### What to work on
**a.** Copy the stretch of the relationship marketing article from "By Terry L." through "several technical areas." word for word.
**b.** In the article on relationship marketing and customer service, what must caring be coupled with in order to succeed?
**c.** Continue the article on relationship marketing and customer service, picking up after its final sentence.

+++ Text to read +++

Relationship Marketing and Customer Service

By Terry L. Brock

The other day I was talking with a friend who was sharing a sad tale in her buying experience. She told me about a particular vendor she had worked with for several years. This vendor started as a friend and a colleague but has sadly moved into a category of not only disgust but their friendship has been damaged.

It seems that the vendor was a sole operator helping with technology. The man she worked with--- we’ll call him Brian --- is a nice guy who provided a service on the Net and knew a lot about technology. My friend had Brian set up several items on her website and work with her in several technical areas.

Most relationships in business start very well. You like someone. They seem not only affable but also technically competent. If you have a need in their area of competence, it can be a good match. Everything seems just right in the beginning. This is the way relationships often work initially.

Later, my friend had problems with her website and needed Brian to help. Problems are a normal part of business and life. Don’t run from them. Embrace them and use them as a chance to dazzle customers with how you care and your ability to produce results.

Brian got really busy. It seems that he was very good and a lot of people wanted his services. However, Brian was more of a technician than a businessperson. He didn’t plan for expansion and that all-important customer service when he was exceptionally busy.

My friend sent numerous email messages and left voice mail messages with Brian. Finally Brian sent an email apologizing for not returning the calls and said he would rectify the problem. However, nothing was done.

We all get busy. That is the nature of our work and life today. However, a good Relationship Marketer continues to do what is right and what is necessary even when things are tough. I’m sure that Brian meant well. He really is a nice guy from what I’ve seen. He just seems to be deficient in customer service and following up on those important little things.

Harvey Mackay has told us often that little things don’t mean a lot. They mean everything. Little things matter most in Relationship Marketing and maintaining relationships with customers once they have said yes and need assistance.

Brian meant well. However, meaning well is not enough. Too often today people think that if they “really care” that settles it. Caring is important. I think it is critical for a healthy relationship in business and in our personal lives. However, you have to couple caring with competence. You must have both to succeed.

Part of competence is to have systems in place to deal with the unexpected. Since unexpected problems are normal, they really shouldn’t be a surprise. Plan for them. Build in systems to take care of the unknown. Have a system that is elastic enough to deal with common problems. Build in enough legroom for your system to handle unforeseen circumstances.

+++ Available data +++

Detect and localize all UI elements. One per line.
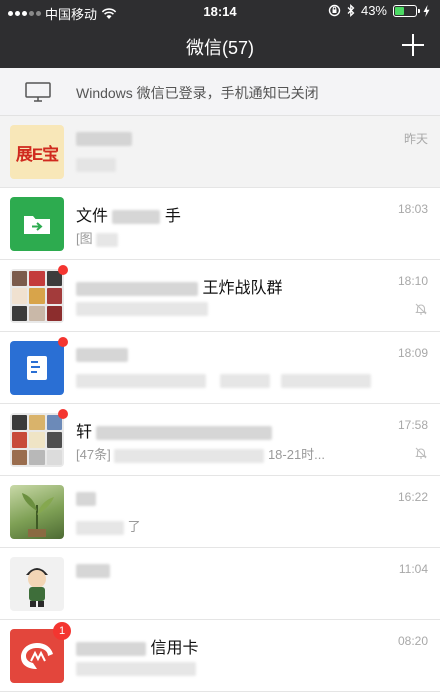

+++

### Expected answers
**a.**
By Terry L. Brock

The other day I was talking with a friend who was sharing a sad tale in her buying experience. She told me about a particular vendor she had worked with for several years. This vendor started as a friend and a colleague but has sadly moved into a category of not only disgust but their friendship has been damaged.

It seems that the vendor was a sole operator helping with technology. The man she worked with--- we’ll call him Brian --- is a nice guy who provided a service on the Net and knew a lot about technology. My friend had Brian set up several items on her website and work with her in several technical areas.

**b.** Competence.

**c.**
My friend shared the story of Brian and I could see the sadness in her eyes. She not only had lost a vendor that she wanted and needed----she had lost a friend. Yes, she will be friendly to Brian when she sees him again, but the damage is done. It will take a lot of time, money and effort for Brian to recover, if he ever does.

Relationship Marketing means we think like farmers. A farmer can work for months with a crop and watch it grow. However, one storm or ravaging herd of animals can destroy all the work done very quickly. A good relationship farmer is ever vigilant for potential problems and has solutions ready to go if they ever happen.

As I’m writing this, the world is going through some difficult financial times. Some are saying it is the worst since WWII. In the midst of this, many vendors will try to focus on generating new business to the neglect of taking care of current customers. Successful relationship farmers know that they not only plant new seeds, but also need to care for existing crops. That gives them an advantage in the midst of tough economic times.

I hope Brian corrects the damage and can move on. Relationship Marketing is a lot more than just smiling and handshakes. It is about producing results for important people who pay the bills. That means good, old-fashioned customer service and technical competence. This is simple--- but not easy. However, in any economy, it is worth paying the price to keep valued customers.

Terry Brock is an international marketing coach and columnist who helps businesses market more effectively, leveraging technology. He shows busy professionals how to squeeze more out of their days using time-honored rules and practical technology tools. He can be reached at 407-363-0505, by e-mail at or through his website at

Copyright © 2008, Terry Brock, Achievement Systems, Inc. All Rights Reserved Internationally. No portion may be reprinted or used without prior written permission.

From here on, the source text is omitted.